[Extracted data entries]
= = = = =

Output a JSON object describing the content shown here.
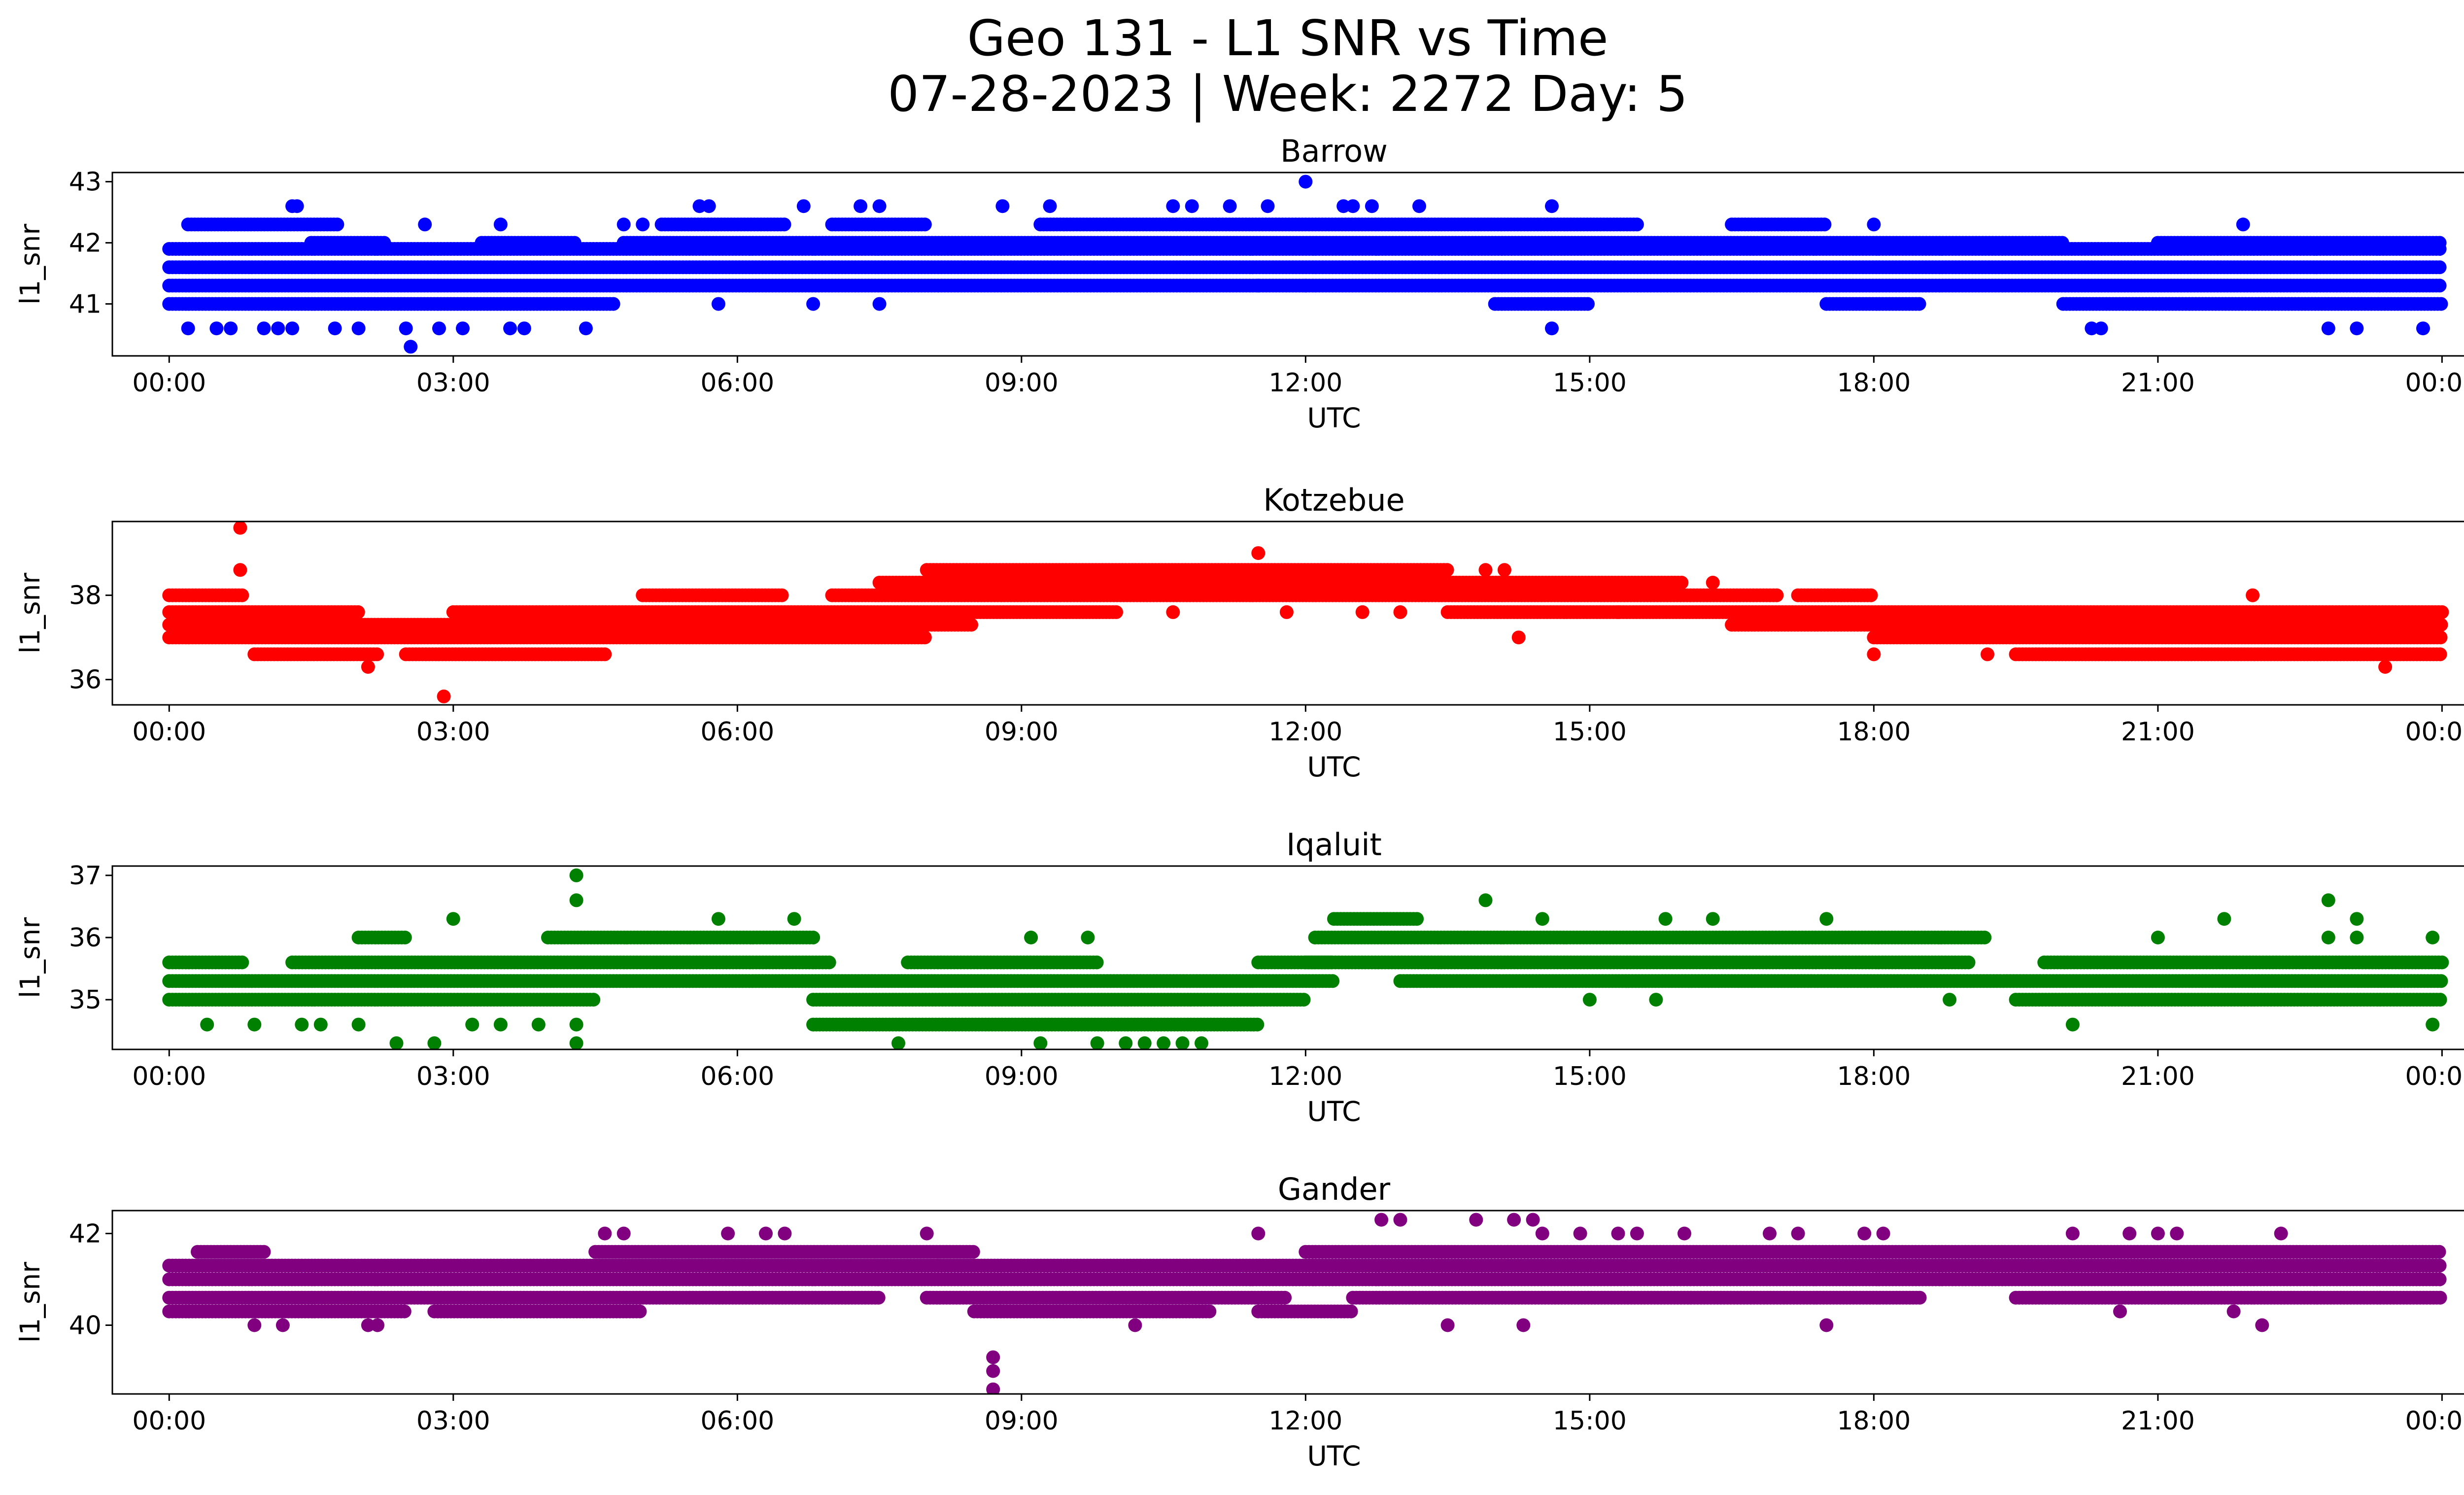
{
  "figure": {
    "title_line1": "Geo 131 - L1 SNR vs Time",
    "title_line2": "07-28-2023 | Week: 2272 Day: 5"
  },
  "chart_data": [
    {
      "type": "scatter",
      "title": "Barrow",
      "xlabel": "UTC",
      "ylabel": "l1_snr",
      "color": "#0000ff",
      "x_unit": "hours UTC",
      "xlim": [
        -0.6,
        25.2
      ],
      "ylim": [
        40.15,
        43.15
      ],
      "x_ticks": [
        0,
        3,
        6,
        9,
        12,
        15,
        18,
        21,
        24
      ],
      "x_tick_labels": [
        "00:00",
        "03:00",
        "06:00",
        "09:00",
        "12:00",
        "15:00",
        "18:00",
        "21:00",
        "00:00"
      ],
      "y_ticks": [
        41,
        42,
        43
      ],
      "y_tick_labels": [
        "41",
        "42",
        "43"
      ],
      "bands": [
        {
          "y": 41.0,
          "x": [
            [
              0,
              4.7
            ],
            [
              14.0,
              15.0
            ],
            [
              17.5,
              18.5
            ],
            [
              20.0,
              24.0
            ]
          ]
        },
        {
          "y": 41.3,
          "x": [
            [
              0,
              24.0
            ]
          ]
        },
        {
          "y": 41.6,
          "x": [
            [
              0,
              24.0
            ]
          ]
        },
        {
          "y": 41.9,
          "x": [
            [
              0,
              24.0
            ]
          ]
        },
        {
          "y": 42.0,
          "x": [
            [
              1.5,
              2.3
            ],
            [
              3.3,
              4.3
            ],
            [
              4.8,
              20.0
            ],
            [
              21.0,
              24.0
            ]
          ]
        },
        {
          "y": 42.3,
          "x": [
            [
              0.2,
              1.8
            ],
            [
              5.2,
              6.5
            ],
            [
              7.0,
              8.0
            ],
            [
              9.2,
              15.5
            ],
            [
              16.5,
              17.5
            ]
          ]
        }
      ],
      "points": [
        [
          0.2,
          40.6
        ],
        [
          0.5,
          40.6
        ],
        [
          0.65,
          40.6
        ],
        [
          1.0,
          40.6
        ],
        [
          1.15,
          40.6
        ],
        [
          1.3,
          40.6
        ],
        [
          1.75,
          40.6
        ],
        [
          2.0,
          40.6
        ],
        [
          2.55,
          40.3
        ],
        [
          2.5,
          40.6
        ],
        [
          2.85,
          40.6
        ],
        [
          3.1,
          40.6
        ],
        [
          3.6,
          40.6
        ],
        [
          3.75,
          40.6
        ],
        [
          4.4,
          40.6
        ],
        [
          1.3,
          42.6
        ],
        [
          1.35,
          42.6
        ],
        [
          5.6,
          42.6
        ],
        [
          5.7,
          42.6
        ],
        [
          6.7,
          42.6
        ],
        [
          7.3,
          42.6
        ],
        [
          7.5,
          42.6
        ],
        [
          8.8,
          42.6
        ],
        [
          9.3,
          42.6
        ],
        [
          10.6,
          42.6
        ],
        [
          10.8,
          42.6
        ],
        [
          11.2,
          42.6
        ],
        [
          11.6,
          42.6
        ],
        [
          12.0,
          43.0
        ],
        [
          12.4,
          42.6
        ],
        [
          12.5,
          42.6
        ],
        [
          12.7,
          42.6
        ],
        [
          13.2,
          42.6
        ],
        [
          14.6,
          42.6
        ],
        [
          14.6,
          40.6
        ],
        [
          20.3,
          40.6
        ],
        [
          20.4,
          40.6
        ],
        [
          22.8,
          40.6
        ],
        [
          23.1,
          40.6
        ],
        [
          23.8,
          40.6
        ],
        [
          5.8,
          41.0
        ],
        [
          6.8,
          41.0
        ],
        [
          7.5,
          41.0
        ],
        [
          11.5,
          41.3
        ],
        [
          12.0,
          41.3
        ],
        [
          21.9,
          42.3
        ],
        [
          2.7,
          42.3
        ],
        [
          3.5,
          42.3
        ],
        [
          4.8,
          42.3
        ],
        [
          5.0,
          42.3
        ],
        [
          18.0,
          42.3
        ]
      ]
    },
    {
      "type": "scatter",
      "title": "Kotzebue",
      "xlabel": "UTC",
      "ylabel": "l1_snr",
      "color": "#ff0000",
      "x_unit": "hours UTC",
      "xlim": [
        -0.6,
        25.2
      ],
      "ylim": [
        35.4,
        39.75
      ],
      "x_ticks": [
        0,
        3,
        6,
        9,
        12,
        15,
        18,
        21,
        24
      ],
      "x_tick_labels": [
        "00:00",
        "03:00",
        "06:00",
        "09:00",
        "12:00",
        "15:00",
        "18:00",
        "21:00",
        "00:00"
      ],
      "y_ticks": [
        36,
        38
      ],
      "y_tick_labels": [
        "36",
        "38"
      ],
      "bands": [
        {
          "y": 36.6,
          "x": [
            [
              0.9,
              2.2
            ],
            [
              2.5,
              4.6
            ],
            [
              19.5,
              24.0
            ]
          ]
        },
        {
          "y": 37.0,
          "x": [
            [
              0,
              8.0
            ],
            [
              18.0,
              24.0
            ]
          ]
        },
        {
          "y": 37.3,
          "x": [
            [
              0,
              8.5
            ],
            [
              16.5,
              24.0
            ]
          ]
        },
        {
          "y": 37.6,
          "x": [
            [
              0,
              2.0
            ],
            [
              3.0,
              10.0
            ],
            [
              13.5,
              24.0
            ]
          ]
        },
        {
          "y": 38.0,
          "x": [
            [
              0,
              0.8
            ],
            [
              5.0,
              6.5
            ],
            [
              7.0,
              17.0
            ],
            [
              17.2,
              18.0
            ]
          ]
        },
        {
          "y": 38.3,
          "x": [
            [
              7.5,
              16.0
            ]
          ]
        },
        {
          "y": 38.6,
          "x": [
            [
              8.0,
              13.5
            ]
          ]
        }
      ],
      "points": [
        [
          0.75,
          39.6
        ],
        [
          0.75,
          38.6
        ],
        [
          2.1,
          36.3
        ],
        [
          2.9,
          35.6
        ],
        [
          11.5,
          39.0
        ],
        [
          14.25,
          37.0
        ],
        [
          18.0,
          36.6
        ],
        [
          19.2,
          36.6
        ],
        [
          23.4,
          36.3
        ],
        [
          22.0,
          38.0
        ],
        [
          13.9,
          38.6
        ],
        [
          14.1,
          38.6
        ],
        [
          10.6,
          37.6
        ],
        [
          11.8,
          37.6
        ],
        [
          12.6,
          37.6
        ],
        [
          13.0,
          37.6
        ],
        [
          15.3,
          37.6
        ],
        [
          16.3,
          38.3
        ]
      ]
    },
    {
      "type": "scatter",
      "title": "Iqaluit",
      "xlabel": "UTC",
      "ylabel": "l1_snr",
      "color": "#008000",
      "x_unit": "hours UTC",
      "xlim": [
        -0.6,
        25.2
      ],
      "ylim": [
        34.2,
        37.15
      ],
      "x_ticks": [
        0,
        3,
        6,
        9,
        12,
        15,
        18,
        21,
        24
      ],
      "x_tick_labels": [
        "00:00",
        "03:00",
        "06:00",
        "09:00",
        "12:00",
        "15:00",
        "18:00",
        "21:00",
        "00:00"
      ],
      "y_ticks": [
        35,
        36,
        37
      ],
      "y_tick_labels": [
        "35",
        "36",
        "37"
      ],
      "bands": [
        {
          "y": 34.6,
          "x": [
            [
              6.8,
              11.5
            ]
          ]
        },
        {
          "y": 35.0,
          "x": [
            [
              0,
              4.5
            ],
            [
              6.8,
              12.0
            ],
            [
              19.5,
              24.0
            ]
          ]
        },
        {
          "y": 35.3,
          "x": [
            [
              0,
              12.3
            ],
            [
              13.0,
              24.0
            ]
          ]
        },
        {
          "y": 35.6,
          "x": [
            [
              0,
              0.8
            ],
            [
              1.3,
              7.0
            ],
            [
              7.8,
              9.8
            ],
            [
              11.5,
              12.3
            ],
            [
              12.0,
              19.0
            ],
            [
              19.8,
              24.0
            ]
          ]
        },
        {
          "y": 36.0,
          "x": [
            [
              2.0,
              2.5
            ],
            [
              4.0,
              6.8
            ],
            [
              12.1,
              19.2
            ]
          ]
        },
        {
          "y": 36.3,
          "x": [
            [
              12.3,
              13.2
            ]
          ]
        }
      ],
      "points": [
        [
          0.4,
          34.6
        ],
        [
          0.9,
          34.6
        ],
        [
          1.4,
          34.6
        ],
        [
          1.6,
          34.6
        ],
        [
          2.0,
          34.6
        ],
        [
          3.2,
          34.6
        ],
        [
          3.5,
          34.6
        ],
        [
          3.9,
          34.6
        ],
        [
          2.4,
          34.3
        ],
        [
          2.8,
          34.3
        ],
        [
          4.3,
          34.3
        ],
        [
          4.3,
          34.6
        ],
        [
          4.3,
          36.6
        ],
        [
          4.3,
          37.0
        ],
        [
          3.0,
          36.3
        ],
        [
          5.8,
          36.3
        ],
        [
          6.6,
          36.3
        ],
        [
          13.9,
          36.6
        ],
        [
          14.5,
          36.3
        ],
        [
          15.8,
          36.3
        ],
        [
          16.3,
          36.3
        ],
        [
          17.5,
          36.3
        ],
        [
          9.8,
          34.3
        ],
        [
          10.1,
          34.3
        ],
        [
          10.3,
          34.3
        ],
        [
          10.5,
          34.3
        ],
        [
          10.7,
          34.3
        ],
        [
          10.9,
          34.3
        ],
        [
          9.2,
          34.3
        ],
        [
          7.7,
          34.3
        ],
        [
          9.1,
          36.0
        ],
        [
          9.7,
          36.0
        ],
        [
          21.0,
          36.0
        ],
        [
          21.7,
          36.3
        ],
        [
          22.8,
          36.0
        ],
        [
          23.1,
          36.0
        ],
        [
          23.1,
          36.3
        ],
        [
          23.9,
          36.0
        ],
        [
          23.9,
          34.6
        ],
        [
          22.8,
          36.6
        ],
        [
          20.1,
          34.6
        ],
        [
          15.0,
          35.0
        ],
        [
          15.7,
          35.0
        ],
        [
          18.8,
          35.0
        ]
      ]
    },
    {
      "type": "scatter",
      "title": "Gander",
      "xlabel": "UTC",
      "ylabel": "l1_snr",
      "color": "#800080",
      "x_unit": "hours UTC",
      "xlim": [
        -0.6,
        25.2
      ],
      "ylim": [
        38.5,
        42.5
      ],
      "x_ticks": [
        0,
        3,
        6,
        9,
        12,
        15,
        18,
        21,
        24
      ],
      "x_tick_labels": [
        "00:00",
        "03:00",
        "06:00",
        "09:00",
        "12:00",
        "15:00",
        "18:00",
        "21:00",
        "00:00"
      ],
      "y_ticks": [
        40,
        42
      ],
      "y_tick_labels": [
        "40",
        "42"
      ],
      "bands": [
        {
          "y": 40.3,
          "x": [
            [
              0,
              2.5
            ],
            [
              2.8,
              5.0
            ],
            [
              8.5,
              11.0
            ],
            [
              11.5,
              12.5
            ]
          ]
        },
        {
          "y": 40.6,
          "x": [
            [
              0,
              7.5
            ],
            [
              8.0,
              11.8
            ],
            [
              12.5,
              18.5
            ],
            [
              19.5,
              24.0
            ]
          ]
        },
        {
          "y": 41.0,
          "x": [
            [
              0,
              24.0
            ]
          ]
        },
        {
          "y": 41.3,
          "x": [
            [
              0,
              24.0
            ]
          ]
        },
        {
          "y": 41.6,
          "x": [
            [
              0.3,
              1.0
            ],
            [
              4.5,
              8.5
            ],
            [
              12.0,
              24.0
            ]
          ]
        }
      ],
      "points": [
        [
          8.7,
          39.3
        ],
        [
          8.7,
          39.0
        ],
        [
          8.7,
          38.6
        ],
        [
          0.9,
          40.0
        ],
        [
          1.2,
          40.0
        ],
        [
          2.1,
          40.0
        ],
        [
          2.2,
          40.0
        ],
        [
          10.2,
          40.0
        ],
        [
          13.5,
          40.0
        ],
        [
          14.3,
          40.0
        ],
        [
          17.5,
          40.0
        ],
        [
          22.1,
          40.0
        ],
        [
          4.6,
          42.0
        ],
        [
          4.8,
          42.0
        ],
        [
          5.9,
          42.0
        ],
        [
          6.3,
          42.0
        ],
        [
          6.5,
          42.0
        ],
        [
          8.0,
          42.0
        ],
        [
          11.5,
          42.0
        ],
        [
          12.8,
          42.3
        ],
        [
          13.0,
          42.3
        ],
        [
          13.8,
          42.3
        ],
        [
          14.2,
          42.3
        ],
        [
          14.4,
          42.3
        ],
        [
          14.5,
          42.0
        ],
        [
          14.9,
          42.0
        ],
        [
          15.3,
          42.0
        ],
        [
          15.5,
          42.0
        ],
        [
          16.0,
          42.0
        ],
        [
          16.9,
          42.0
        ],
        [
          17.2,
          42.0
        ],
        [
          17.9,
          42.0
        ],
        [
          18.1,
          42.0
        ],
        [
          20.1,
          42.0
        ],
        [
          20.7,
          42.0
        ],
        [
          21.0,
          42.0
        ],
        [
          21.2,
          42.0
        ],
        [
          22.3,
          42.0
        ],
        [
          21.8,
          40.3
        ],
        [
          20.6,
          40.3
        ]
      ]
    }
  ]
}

= = = = =

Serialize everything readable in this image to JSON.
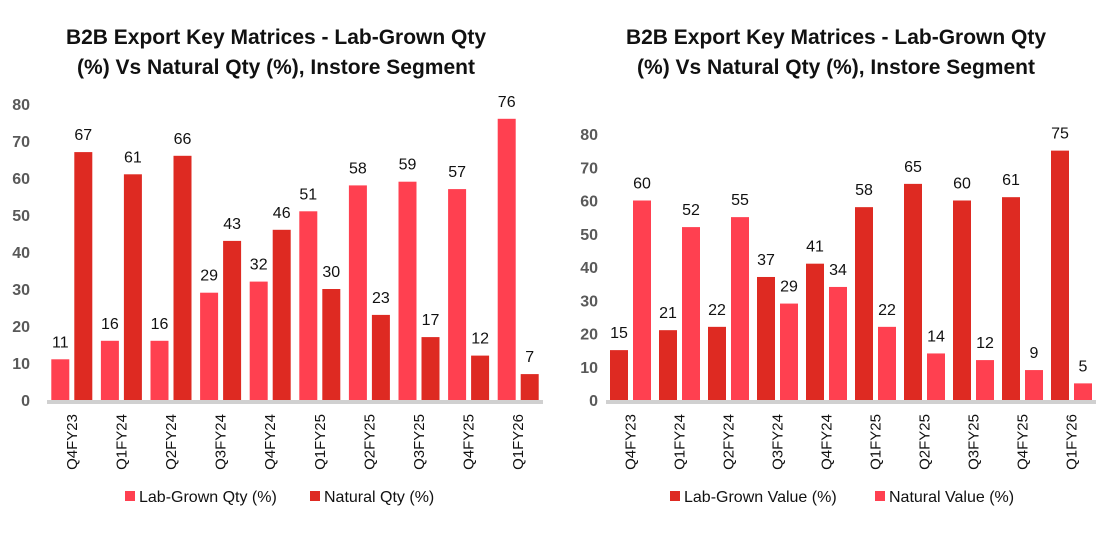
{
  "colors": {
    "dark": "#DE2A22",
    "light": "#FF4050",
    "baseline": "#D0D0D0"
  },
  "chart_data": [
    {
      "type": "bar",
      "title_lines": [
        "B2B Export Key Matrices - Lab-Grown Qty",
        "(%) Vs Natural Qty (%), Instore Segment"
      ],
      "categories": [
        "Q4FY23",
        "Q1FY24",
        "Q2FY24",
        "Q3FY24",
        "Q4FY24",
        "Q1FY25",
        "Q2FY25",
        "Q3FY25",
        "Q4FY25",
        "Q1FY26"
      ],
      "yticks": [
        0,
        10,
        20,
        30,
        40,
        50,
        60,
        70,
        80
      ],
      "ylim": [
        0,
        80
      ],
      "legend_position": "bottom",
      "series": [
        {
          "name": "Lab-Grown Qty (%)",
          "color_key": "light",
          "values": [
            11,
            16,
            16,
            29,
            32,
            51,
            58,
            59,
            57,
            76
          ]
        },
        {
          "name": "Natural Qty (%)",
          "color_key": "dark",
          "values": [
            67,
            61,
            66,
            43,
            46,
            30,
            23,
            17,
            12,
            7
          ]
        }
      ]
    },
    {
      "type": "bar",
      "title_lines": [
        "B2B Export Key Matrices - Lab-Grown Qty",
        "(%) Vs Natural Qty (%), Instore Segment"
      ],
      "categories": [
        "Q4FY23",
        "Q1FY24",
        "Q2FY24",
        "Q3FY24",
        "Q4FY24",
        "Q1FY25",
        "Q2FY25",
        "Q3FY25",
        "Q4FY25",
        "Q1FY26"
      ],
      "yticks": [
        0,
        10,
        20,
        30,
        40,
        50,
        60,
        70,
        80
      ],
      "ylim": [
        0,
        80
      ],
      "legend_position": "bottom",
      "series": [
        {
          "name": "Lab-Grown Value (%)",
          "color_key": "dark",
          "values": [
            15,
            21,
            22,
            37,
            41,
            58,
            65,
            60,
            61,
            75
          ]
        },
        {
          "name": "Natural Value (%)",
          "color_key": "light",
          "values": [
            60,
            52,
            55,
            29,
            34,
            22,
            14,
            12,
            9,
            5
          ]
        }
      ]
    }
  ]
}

= = = = =

Exercise instructions>
Go through the records and copy each line with "JSON" in it.

Correct result>
Output a JSON object describing the content shown here.
Serialize everything readable in this image to JSON.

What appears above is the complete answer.